Reproduce every one of the following records line for line, without changing any character.

Start

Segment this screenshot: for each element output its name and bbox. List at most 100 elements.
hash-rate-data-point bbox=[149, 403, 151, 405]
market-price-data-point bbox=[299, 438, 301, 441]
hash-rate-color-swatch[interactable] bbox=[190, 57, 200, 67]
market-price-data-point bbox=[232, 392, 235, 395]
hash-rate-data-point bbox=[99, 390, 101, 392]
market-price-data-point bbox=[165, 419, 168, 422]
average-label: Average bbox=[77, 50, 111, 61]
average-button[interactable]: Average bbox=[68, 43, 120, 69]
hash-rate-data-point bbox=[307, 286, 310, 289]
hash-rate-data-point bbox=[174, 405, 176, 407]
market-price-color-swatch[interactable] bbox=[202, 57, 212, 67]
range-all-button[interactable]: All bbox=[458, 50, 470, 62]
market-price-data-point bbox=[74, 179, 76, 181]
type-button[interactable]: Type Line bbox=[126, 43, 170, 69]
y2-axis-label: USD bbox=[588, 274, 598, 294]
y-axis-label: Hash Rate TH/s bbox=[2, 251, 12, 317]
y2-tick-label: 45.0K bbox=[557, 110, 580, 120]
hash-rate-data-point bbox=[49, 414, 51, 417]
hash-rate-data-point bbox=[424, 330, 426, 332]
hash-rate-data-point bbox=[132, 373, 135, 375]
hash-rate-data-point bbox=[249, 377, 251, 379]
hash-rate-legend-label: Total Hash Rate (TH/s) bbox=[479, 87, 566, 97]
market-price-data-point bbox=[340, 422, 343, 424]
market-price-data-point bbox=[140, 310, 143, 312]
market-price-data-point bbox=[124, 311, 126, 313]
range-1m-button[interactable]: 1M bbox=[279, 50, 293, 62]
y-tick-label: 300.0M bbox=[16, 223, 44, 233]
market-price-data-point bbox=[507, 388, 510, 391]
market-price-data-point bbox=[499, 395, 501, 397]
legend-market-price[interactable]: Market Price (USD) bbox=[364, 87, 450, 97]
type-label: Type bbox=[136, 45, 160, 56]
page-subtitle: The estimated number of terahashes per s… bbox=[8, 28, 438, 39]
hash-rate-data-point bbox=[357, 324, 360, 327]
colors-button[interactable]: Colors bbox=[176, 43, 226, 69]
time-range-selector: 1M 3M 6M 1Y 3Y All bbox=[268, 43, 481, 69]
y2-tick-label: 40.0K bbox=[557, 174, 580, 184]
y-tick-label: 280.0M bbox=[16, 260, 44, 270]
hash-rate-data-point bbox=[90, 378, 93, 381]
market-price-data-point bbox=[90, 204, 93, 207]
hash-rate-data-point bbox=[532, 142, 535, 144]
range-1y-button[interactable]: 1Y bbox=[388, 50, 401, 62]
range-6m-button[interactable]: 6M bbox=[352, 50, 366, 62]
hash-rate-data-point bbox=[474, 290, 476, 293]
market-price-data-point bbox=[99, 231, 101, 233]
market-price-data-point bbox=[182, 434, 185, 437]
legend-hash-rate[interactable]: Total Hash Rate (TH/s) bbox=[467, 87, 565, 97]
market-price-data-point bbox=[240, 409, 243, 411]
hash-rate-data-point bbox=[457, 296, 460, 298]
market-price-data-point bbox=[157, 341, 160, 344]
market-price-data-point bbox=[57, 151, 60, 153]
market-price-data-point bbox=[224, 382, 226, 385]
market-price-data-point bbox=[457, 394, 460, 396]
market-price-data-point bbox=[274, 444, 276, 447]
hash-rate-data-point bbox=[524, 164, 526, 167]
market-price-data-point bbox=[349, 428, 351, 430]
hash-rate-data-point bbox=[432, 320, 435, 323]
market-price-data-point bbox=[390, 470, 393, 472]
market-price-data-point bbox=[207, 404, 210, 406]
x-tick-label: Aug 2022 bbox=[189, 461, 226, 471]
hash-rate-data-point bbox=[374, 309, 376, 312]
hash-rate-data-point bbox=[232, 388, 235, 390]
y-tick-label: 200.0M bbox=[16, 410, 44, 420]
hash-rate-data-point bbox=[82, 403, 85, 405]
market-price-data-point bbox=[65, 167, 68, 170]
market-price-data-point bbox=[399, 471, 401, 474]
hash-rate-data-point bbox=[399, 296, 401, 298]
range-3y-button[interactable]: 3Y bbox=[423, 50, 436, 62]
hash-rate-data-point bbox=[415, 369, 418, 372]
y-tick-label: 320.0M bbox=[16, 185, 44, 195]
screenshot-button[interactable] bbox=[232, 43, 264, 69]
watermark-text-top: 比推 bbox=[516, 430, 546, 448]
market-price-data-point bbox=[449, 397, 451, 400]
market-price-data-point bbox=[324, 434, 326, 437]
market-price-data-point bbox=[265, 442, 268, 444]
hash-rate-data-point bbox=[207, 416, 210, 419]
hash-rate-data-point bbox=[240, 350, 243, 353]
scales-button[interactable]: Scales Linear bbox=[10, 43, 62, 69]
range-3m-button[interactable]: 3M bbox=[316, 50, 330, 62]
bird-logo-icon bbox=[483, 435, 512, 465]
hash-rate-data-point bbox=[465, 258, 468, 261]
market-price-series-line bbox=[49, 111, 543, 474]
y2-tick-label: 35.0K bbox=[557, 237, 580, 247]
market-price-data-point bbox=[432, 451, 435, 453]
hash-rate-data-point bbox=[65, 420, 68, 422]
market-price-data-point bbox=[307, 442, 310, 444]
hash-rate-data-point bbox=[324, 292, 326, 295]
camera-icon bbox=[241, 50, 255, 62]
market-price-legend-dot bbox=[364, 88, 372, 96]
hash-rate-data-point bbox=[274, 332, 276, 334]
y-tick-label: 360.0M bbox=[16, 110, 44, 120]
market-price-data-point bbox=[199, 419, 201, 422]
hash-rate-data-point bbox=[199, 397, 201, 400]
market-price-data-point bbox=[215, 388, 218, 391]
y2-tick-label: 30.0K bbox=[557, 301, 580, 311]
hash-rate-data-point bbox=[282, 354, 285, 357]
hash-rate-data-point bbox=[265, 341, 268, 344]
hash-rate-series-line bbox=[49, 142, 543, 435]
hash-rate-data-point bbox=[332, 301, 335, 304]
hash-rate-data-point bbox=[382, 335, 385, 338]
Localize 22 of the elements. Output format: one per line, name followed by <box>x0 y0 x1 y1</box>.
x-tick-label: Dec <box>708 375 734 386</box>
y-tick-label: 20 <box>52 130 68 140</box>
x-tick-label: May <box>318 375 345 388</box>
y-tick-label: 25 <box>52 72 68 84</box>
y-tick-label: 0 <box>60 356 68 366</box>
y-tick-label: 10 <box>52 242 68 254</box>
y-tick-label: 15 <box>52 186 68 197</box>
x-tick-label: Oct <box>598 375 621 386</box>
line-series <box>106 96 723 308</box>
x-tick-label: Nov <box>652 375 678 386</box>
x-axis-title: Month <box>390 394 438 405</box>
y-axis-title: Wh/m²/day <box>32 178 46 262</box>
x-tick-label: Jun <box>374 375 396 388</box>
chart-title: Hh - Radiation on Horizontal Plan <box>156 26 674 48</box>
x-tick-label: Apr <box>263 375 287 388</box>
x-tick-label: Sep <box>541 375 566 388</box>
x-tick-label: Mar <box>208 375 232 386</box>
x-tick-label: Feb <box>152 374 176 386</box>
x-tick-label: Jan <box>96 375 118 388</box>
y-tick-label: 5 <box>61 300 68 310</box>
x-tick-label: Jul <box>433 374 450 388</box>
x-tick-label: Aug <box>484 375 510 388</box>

End

Response to this exercise.
Segment this screenshot: for each element output its name and bbox. List at most 100 elements.
hash-rate-data-point bbox=[149, 403, 151, 405]
market-price-data-point bbox=[299, 438, 301, 441]
hash-rate-color-swatch[interactable] bbox=[190, 57, 200, 67]
market-price-data-point bbox=[232, 392, 235, 395]
hash-rate-data-point bbox=[99, 390, 101, 392]
market-price-data-point bbox=[165, 419, 168, 422]
average-label: Average bbox=[77, 50, 111, 61]
average-button[interactable]: Average bbox=[68, 43, 120, 69]
hash-rate-data-point bbox=[307, 286, 310, 289]
hash-rate-data-point bbox=[174, 405, 176, 407]
market-price-color-swatch[interactable] bbox=[202, 57, 212, 67]
range-all-button[interactable]: All bbox=[458, 50, 470, 62]
market-price-data-point bbox=[74, 179, 76, 181]
type-button[interactable]: Type Line bbox=[126, 43, 170, 69]
y2-axis-label: USD bbox=[588, 274, 598, 294]
y-axis-label: Hash Rate TH/s bbox=[2, 251, 12, 317]
y2-tick-label: 45.0K bbox=[557, 110, 580, 120]
hash-rate-data-point bbox=[49, 414, 51, 417]
hash-rate-data-point bbox=[424, 330, 426, 332]
hash-rate-data-point bbox=[132, 373, 135, 375]
hash-rate-data-point bbox=[249, 377, 251, 379]
hash-rate-legend-label: Total Hash Rate (TH/s) bbox=[479, 87, 566, 97]
market-price-data-point bbox=[340, 422, 343, 424]
market-price-data-point bbox=[140, 310, 143, 312]
market-price-data-point bbox=[124, 311, 126, 313]
range-1m-button[interactable]: 1M bbox=[279, 50, 293, 62]
y-tick-label: 300.0M bbox=[16, 223, 44, 233]
market-price-data-point bbox=[507, 388, 510, 391]
market-price-data-point bbox=[499, 395, 501, 397]
legend-market-price[interactable]: Market Price (USD) bbox=[364, 87, 450, 97]
type-label: Type bbox=[136, 45, 160, 56]
page-subtitle: The estimated number of terahashes per s… bbox=[8, 28, 438, 39]
hash-rate-data-point bbox=[357, 324, 360, 327]
colors-button[interactable]: Colors bbox=[176, 43, 226, 69]
time-range-selector: 1M 3M 6M 1Y 3Y All bbox=[268, 43, 481, 69]
y2-tick-label: 40.0K bbox=[557, 174, 580, 184]
y-tick-label: 280.0M bbox=[16, 260, 44, 270]
hash-rate-data-point bbox=[90, 378, 93, 381]
market-price-data-point bbox=[90, 204, 93, 207]
hash-rate-data-point bbox=[532, 142, 535, 144]
range-1y-button[interactable]: 1Y bbox=[388, 50, 401, 62]
range-6m-button[interactable]: 6M bbox=[352, 50, 366, 62]
hash-rate-data-point bbox=[474, 290, 476, 293]
market-price-data-point bbox=[99, 231, 101, 233]
market-price-data-point bbox=[182, 434, 185, 437]
legend-hash-rate[interactable]: Total Hash Rate (TH/s) bbox=[467, 87, 565, 97]
market-price-data-point bbox=[240, 409, 243, 411]
hash-rate-data-point bbox=[457, 296, 460, 298]
market-price-data-point bbox=[157, 341, 160, 344]
market-price-data-point bbox=[57, 151, 60, 153]
market-price-data-point bbox=[224, 382, 226, 385]
market-price-data-point bbox=[457, 394, 460, 396]
market-price-data-point bbox=[274, 444, 276, 447]
hash-rate-data-point bbox=[524, 164, 526, 167]
market-price-data-point bbox=[349, 428, 351, 430]
hash-rate-data-point bbox=[432, 320, 435, 323]
market-price-data-point bbox=[390, 470, 393, 472]
market-price-data-point bbox=[207, 404, 210, 406]
x-tick-label: Aug 2022 bbox=[189, 461, 226, 471]
hash-rate-data-point bbox=[374, 309, 376, 312]
hash-rate-data-point bbox=[232, 388, 235, 390]
y-tick-label: 200.0M bbox=[16, 410, 44, 420]
hash-rate-data-point bbox=[82, 403, 85, 405]
market-price-data-point bbox=[65, 167, 68, 170]
market-price-data-point bbox=[399, 471, 401, 474]
hash-rate-data-point bbox=[399, 296, 401, 298]
range-3y-button[interactable]: 3Y bbox=[423, 50, 436, 62]
hash-rate-data-point bbox=[415, 369, 418, 372]
y-tick-label: 320.0M bbox=[16, 185, 44, 195]
screenshot-button[interactable] bbox=[232, 43, 264, 69]
watermark-text-top: 比推 bbox=[516, 430, 546, 448]
market-price-data-point bbox=[449, 397, 451, 400]
market-price-data-point bbox=[324, 434, 326, 437]
market-price-data-point bbox=[265, 442, 268, 444]
hash-rate-data-point bbox=[207, 416, 210, 419]
hash-rate-data-point bbox=[240, 350, 243, 353]
scales-button[interactable]: Scales Linear bbox=[10, 43, 62, 69]
range-3m-button[interactable]: 3M bbox=[316, 50, 330, 62]
bird-logo-icon bbox=[483, 435, 512, 465]
hash-rate-data-point bbox=[465, 258, 468, 261]
market-price-series-line bbox=[49, 111, 543, 474]
y2-tick-label: 35.0K bbox=[557, 237, 580, 247]
market-price-data-point bbox=[432, 451, 435, 453]
hash-rate-data-point bbox=[65, 420, 68, 422]
market-price-data-point bbox=[307, 442, 310, 444]
hash-rate-data-point bbox=[324, 292, 326, 295]
camera-icon bbox=[241, 50, 255, 62]
market-price-legend-dot bbox=[364, 88, 372, 96]
hash-rate-data-point bbox=[274, 332, 276, 334]
y-tick-label: 360.0M bbox=[16, 110, 44, 120]
market-price-data-point bbox=[199, 419, 201, 422]
hash-rate-data-point bbox=[199, 397, 201, 400]
market-price-data-point bbox=[215, 388, 218, 391]
y2-tick-label: 30.0K bbox=[557, 301, 580, 311]
hash-rate-data-point bbox=[282, 354, 285, 357]
hash-rate-data-point bbox=[265, 341, 268, 344]
hash-rate-series-line bbox=[49, 142, 543, 435]
hash-rate-data-point bbox=[332, 301, 335, 304]
hash-rate-data-point bbox=[382, 335, 385, 338]
Localize 22 of the elements. Output format: one per line, name followed by <box>x0 y0 x1 y1</box>.
x-tick-label: Dec <box>708 375 734 386</box>
y-tick-label: 20 <box>52 130 68 140</box>
x-tick-label: May <box>318 375 345 388</box>
y-tick-label: 25 <box>52 72 68 84</box>
y-tick-label: 0 <box>60 356 68 366</box>
y-tick-label: 10 <box>52 242 68 254</box>
y-tick-label: 15 <box>52 186 68 197</box>
x-tick-label: Oct <box>598 375 621 386</box>
line-series <box>106 96 723 308</box>
x-tick-label: Nov <box>652 375 678 386</box>
x-axis-title: Month <box>390 394 438 405</box>
y-axis-title: Wh/m²/day <box>32 178 46 262</box>
x-tick-label: Jun <box>374 375 396 388</box>
chart-title: Hh - Radiation on Horizontal Plan <box>156 26 674 48</box>
x-tick-label: Apr <box>263 375 287 388</box>
x-tick-label: Sep <box>541 375 566 388</box>
x-tick-label: Mar <box>208 375 232 386</box>
x-tick-label: Feb <box>152 374 176 386</box>
x-tick-label: Jan <box>96 375 118 388</box>
y-tick-label: 5 <box>61 300 68 310</box>
x-tick-label: Jul <box>433 374 450 388</box>
x-tick-label: Aug <box>484 375 510 388</box>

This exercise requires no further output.